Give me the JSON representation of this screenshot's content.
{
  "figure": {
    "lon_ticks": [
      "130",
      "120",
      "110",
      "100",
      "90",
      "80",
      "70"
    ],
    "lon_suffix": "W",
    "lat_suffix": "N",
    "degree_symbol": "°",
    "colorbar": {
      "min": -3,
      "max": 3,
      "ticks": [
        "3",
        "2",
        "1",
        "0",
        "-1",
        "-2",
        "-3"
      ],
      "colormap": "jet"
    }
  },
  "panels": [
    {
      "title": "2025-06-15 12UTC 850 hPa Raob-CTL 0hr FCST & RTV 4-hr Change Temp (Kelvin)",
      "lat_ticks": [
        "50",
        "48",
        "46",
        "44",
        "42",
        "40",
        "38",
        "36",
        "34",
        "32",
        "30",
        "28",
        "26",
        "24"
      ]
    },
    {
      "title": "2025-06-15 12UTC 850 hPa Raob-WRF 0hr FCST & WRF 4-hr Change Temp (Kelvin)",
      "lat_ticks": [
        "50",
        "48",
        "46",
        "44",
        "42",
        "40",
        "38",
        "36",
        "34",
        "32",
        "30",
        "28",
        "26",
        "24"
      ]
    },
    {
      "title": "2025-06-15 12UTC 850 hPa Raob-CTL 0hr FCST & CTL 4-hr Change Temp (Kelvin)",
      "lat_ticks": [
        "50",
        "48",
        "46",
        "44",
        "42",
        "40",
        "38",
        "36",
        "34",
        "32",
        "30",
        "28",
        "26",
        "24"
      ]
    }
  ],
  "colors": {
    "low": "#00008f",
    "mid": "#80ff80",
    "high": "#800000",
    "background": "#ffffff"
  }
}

--

Scan the lines above for "title", then copy every one that has it.

■ **Task response**
      "title": "2025-06-15 12UTC 850 hPa Raob-CTL 0hr FCST & RTV 4-hr Change Temp (Kelvin)",
      "title": "2025-06-15 12UTC 850 hPa Raob-WRF 0hr FCST & WRF 4-hr Change Temp (Kelvin)",
      "title": "2025-06-15 12UTC 850 hPa Raob-CTL 0hr FCST & CTL 4-hr Change Temp (Kelvin)",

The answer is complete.